======== Data records
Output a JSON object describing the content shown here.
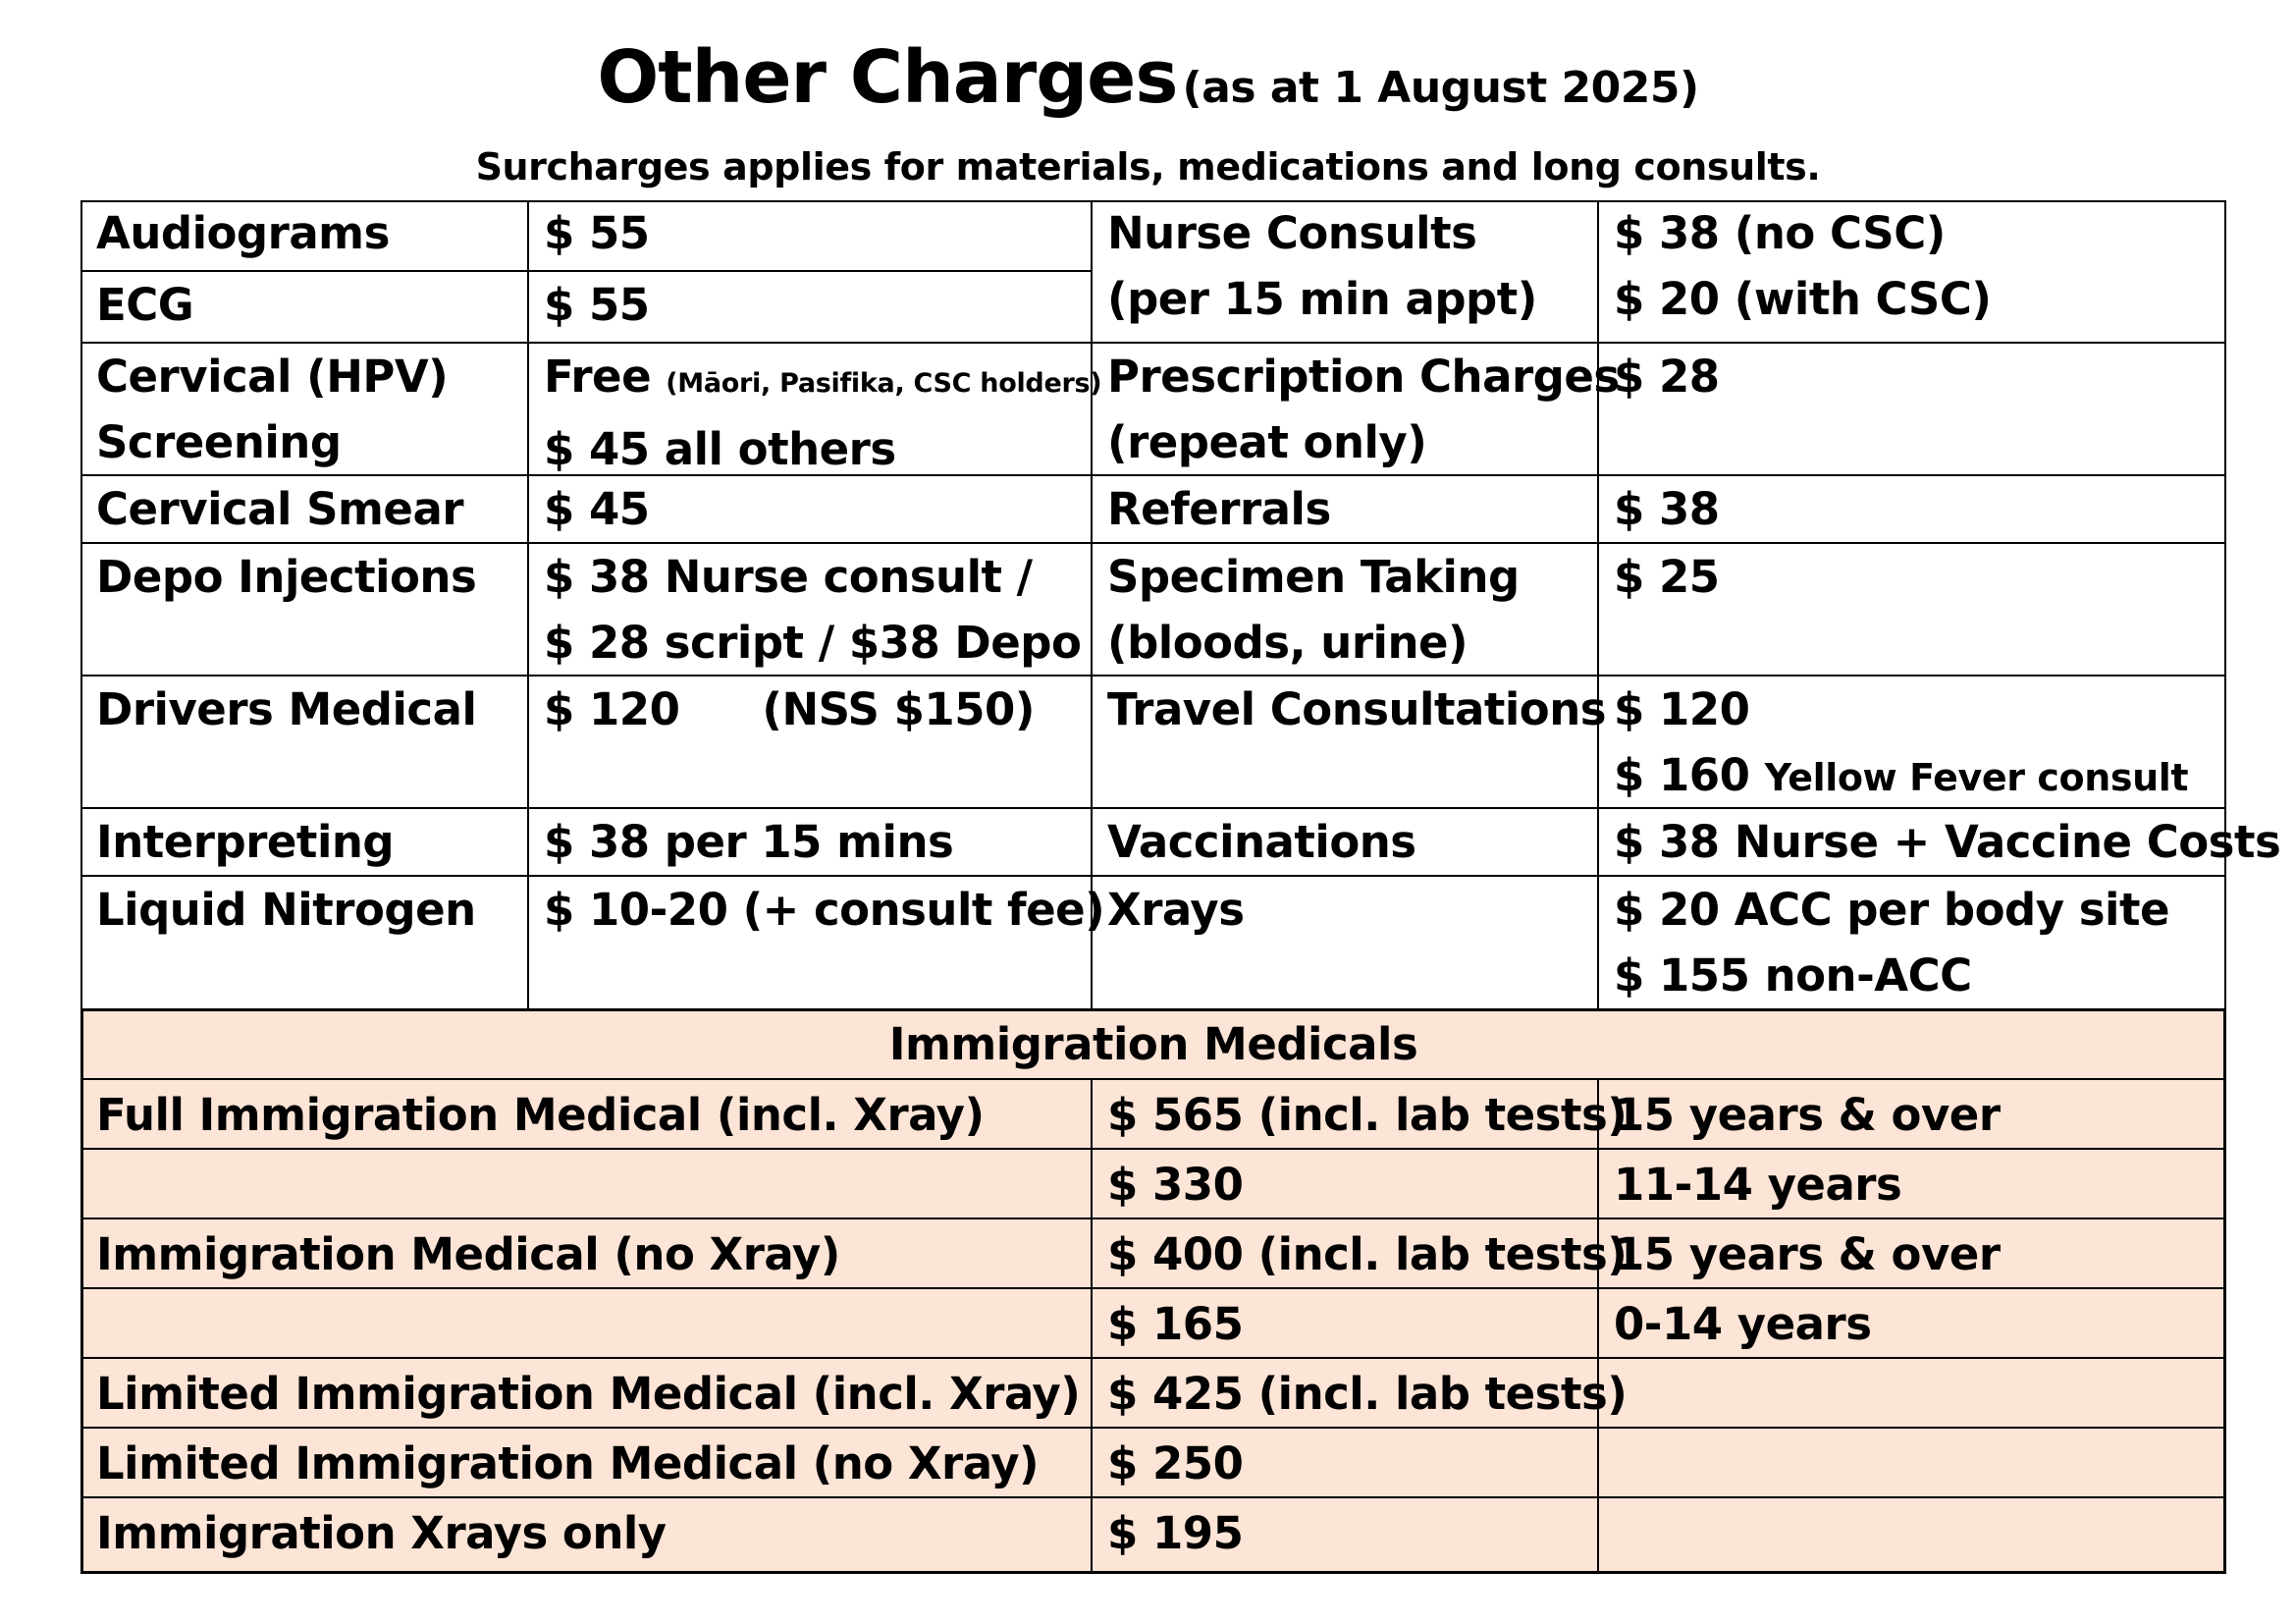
{
  "title": {
    "main": "Other Charges",
    "sub": "(as at 1 August 2025)"
  },
  "note": "Surcharges applies for materials, medications and long consults.",
  "charges_left": [
    {
      "service": [
        "Audiograms"
      ],
      "price": [
        "$ 55"
      ]
    },
    {
      "service": [
        "ECG"
      ],
      "price": [
        "$ 55"
      ]
    },
    {
      "service": [
        "Cervical (HPV)",
        "Screening"
      ],
      "price_free": "Free",
      "price_free_note": "(Māori, Pasifika, CSC holders)",
      "price_line2": "$ 45 all others"
    },
    {
      "service": [
        "Cervical Smear"
      ],
      "price": [
        "$ 45"
      ]
    },
    {
      "service": [
        "Depo Injections"
      ],
      "price": [
        "$ 38 Nurse consult /",
        "$ 28 script / $38 Depo"
      ]
    },
    {
      "service": [
        "Drivers Medical"
      ],
      "price_main": "$ 120",
      "price_extra": "(NSS $150)"
    },
    {
      "service": [
        "Interpreting"
      ],
      "price": [
        "$ 38 per 15 mins"
      ]
    },
    {
      "service": [
        "Liquid Nitrogen"
      ],
      "price": [
        "$ 10-20 (+ consult fee)"
      ]
    }
  ],
  "charges_right": [
    {
      "service": [
        "Nurse Consults",
        "(per 15 min appt)"
      ],
      "price": [
        "$ 38 (no CSC)",
        "$ 20 (with CSC)"
      ]
    },
    {
      "service": [
        "Prescription Charges",
        "(repeat only)"
      ],
      "price": [
        "$ 28"
      ]
    },
    {
      "service": [
        "Referrals"
      ],
      "price": [
        "$ 38"
      ]
    },
    {
      "service": [
        "Specimen Taking",
        "(bloods, urine)"
      ],
      "price": [
        "$ 25"
      ]
    },
    {
      "service": [
        "Travel Consultations"
      ],
      "price_line1": "$ 120",
      "price_line2_main": "$ 160",
      "price_line2_note": "Yellow Fever consult"
    },
    {
      "service": [
        "Vaccinations"
      ],
      "price": [
        "$ 38 Nurse + Vaccine Costs"
      ]
    },
    {
      "service": [
        "Xrays"
      ],
      "price": [
        "$ 20 ACC per body site",
        "$ 155 non-ACC"
      ]
    }
  ],
  "immigration": {
    "heading": "Immigration Medicals",
    "rows": [
      {
        "name": "Full Immigration Medical (incl. Xray)",
        "price": "$ 565 (incl. lab tests)",
        "age": "15 years & over"
      },
      {
        "name": "",
        "price": "$ 330",
        "age": "11-14 years"
      },
      {
        "name": "Immigration Medical (no Xray)",
        "price": "$ 400 (incl. lab tests)",
        "age": "15 years & over"
      },
      {
        "name": "",
        "price": "$ 165",
        "age": "0-14 years"
      },
      {
        "name": "Limited Immigration Medical (incl. Xray)",
        "price": "$ 425 (incl. lab tests)",
        "age": ""
      },
      {
        "name": "Limited Immigration Medical (no Xray)",
        "price": "$ 250",
        "age": ""
      },
      {
        "name": "Immigration Xrays only",
        "price": "$ 195",
        "age": ""
      }
    ]
  },
  "colors": {
    "immigration_background": "#fce4d6",
    "border": "#000000"
  }
}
================
_Aim:_ Retype the whole listing, keeping every line identical and omitting all pictures.

_Output of the task:_
Output a JSON object describing the content shown here.
{
  "title": {
    "main": "Other Charges",
    "sub": "(as at 1 August 2025)"
  },
  "note": "Surcharges applies for materials, medications and long consults.",
  "charges_left": [
    {
      "service": [
        "Audiograms"
      ],
      "price": [
        "$ 55"
      ]
    },
    {
      "service": [
        "ECG"
      ],
      "price": [
        "$ 55"
      ]
    },
    {
      "service": [
        "Cervical (HPV)",
        "Screening"
      ],
      "price_free": "Free",
      "price_free_note": "(Māori, Pasifika, CSC holders)",
      "price_line2": "$ 45 all others"
    },
    {
      "service": [
        "Cervical Smear"
      ],
      "price": [
        "$ 45"
      ]
    },
    {
      "service": [
        "Depo Injections"
      ],
      "price": [
        "$ 38 Nurse consult /",
        "$ 28 script / $38 Depo"
      ]
    },
    {
      "service": [
        "Drivers Medical"
      ],
      "price_main": "$ 120",
      "price_extra": "(NSS $150)"
    },
    {
      "service": [
        "Interpreting"
      ],
      "price": [
        "$ 38 per 15 mins"
      ]
    },
    {
      "service": [
        "Liquid Nitrogen"
      ],
      "price": [
        "$ 10-20 (+ consult fee)"
      ]
    }
  ],
  "charges_right": [
    {
      "service": [
        "Nurse Consults",
        "(per 15 min appt)"
      ],
      "price": [
        "$ 38 (no CSC)",
        "$ 20 (with CSC)"
      ]
    },
    {
      "service": [
        "Prescription Charges",
        "(repeat only)"
      ],
      "price": [
        "$ 28"
      ]
    },
    {
      "service": [
        "Referrals"
      ],
      "price": [
        "$ 38"
      ]
    },
    {
      "service": [
        "Specimen Taking",
        "(bloods, urine)"
      ],
      "price": [
        "$ 25"
      ]
    },
    {
      "service": [
        "Travel Consultations"
      ],
      "price_line1": "$ 120",
      "price_line2_main": "$ 160",
      "price_line2_note": "Yellow Fever consult"
    },
    {
      "service": [
        "Vaccinations"
      ],
      "price": [
        "$ 38 Nurse + Vaccine Costs"
      ]
    },
    {
      "service": [
        "Xrays"
      ],
      "price": [
        "$ 20 ACC per body site",
        "$ 155 non-ACC"
      ]
    }
  ],
  "immigration": {
    "heading": "Immigration Medicals",
    "rows": [
      {
        "name": "Full Immigration Medical (incl. Xray)",
        "price": "$ 565 (incl. lab tests)",
        "age": "15 years & over"
      },
      {
        "name": "",
        "price": "$ 330",
        "age": "11-14 years"
      },
      {
        "name": "Immigration Medical (no Xray)",
        "price": "$ 400 (incl. lab tests)",
        "age": "15 years & over"
      },
      {
        "name": "",
        "price": "$ 165",
        "age": "0-14 years"
      },
      {
        "name": "Limited Immigration Medical (incl. Xray)",
        "price": "$ 425 (incl. lab tests)",
        "age": ""
      },
      {
        "name": "Limited Immigration Medical (no Xray)",
        "price": "$ 250",
        "age": ""
      },
      {
        "name": "Immigration Xrays only",
        "price": "$ 195",
        "age": ""
      }
    ]
  },
  "colors": {
    "immigration_background": "#fce4d6",
    "border": "#000000"
  }
}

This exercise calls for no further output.